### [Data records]
▽
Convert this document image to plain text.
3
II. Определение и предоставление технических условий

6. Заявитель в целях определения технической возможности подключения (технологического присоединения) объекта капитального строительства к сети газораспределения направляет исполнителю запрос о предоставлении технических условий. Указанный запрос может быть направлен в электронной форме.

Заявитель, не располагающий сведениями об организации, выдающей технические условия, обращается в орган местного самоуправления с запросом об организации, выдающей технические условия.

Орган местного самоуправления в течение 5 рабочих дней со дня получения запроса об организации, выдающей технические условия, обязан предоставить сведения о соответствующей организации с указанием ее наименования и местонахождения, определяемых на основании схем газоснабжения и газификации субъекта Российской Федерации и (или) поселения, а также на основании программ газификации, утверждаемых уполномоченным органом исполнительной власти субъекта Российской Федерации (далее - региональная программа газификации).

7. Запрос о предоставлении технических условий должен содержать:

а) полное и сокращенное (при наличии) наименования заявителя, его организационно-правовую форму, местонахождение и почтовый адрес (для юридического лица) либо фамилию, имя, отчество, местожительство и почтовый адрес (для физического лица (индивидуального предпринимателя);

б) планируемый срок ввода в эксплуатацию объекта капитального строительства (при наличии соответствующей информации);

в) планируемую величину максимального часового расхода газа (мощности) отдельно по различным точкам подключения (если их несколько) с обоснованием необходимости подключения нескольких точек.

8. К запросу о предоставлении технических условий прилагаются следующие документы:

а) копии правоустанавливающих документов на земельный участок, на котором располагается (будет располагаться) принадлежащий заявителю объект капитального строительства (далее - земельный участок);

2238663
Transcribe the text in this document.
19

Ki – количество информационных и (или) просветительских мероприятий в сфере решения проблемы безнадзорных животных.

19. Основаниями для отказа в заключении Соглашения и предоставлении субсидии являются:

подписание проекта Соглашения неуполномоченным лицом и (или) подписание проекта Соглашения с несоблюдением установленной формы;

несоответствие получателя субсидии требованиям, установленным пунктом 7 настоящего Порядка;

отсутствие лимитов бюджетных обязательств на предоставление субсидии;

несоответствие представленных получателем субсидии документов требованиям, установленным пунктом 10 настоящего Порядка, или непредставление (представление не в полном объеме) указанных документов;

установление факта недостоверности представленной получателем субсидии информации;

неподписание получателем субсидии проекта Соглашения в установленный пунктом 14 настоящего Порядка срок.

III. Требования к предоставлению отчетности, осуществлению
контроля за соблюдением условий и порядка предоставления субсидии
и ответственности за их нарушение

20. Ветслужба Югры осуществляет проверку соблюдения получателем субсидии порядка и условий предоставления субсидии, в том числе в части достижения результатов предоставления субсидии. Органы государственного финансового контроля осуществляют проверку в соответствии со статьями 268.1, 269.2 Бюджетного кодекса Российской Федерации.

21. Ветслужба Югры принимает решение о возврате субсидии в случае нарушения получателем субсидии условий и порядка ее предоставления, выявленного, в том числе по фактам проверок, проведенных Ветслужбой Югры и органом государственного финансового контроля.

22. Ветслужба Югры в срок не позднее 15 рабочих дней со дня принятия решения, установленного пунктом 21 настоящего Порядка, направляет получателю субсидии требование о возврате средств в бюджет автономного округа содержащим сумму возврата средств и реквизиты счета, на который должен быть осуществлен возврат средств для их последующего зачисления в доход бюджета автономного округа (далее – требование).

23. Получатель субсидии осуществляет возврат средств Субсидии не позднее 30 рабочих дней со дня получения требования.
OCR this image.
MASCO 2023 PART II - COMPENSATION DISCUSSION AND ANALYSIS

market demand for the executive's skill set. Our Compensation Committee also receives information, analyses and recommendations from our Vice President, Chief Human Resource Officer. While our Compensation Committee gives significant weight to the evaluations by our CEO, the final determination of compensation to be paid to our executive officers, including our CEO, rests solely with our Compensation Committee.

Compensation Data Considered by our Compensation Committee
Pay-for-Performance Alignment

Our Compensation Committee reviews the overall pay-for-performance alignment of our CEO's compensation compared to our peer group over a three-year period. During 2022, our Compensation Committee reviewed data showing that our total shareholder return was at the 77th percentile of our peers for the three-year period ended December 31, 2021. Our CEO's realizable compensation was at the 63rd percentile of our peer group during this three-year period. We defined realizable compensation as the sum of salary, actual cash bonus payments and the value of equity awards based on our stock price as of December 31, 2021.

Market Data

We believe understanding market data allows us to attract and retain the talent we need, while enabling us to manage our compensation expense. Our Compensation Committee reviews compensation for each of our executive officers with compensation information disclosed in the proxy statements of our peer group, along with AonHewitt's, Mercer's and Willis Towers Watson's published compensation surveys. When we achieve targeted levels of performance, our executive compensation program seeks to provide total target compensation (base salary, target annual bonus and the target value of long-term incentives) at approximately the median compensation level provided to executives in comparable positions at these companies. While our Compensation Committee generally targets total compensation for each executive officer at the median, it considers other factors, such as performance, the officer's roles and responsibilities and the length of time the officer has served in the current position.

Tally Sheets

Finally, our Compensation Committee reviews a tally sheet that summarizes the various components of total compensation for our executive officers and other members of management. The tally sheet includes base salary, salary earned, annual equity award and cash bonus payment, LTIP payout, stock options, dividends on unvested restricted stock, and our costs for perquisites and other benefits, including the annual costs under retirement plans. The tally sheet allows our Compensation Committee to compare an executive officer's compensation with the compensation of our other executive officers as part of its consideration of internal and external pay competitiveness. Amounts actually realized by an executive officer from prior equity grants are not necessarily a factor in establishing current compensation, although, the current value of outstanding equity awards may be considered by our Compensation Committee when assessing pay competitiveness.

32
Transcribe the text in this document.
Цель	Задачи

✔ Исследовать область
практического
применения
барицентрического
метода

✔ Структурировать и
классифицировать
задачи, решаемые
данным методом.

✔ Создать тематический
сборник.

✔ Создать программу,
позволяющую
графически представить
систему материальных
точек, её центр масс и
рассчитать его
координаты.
△
### [Work to be completed]
Scan the listing above for the word "информации" and copy every line that holds it.

### [Solution below]
б) планируемый срок ввода в эксплуатацию объекта капитального строительства (при наличии соответствующей информации);
установление факта недостоверности представленной получателем субсидии информации;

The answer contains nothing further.